● Goal of the exercise: Print the entire listing. Each line must match the original exactly.

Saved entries
•••••

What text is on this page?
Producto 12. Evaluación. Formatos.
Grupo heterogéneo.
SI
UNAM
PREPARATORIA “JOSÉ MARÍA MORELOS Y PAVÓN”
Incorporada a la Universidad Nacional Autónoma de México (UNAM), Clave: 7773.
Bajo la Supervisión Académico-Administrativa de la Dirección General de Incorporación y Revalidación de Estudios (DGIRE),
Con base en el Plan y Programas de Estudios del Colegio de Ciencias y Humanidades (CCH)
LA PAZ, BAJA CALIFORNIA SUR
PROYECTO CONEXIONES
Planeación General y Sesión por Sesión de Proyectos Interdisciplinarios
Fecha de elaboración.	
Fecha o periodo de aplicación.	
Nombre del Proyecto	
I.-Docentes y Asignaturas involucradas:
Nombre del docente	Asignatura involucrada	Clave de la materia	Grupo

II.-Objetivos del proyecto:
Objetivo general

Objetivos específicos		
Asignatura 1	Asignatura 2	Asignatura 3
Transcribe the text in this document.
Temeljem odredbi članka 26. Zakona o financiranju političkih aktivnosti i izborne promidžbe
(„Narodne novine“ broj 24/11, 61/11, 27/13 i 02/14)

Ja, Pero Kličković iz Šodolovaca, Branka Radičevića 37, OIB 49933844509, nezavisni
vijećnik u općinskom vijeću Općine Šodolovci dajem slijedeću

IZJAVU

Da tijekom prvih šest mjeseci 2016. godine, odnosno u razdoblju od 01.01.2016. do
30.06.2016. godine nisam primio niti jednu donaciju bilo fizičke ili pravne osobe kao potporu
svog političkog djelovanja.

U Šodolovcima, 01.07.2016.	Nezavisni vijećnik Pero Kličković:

•••••

● Solution for this problem:
What text is on this page?
Producto 12. Evaluación. Formatos.
Grupo heterogéneo.
SI
UNAM
PREPARATORIA “JOSÉ MARÍA MORELOS Y PAVÓN”
Incorporada a la Universidad Nacional Autónoma de México (UNAM), Clave: 7773.
Bajo la Supervisión Académico-Administrativa de la Dirección General de Incorporación y Revalidación de Estudios (DGIRE),
Con base en el Plan y Programas de Estudios del Colegio de Ciencias y Humanidades (CCH)
LA PAZ, BAJA CALIFORNIA SUR
PROYECTO CONEXIONES
Planeación General y Sesión por Sesión de Proyectos Interdisciplinarios
Fecha de elaboración.	
Fecha o periodo de aplicación.	
Nombre del Proyecto	
I.-Docentes y Asignaturas involucradas:
Nombre del docente	Asignatura involucrada	Clave de la materia	Grupo

II.-Objetivos del proyecto:
Objetivo general

Objetivos específicos		
Asignatura 1	Asignatura 2	Asignatura 3
Transcribe the text in this document.
Temeljem odredbi članka 26. Zakona o financiranju političkih aktivnosti i izborne promidžbe
(„Narodne novine“ broj 24/11, 61/11, 27/13 i 02/14)

Ja, Pero Kličković iz Šodolovaca, Branka Radičevića 37, OIB 49933844509, nezavisni
vijećnik u općinskom vijeću Općine Šodolovci dajem slijedeću

IZJAVU

Da tijekom prvih šest mjeseci 2016. godine, odnosno u razdoblju od 01.01.2016. do
30.06.2016. godine nisam primio niti jednu donaciju bilo fizičke ili pravne osobe kao potporu
svog političkog djelovanja.

U Šodolovcima, 01.07.2016.	Nezavisni vijećnik Pero Kličković:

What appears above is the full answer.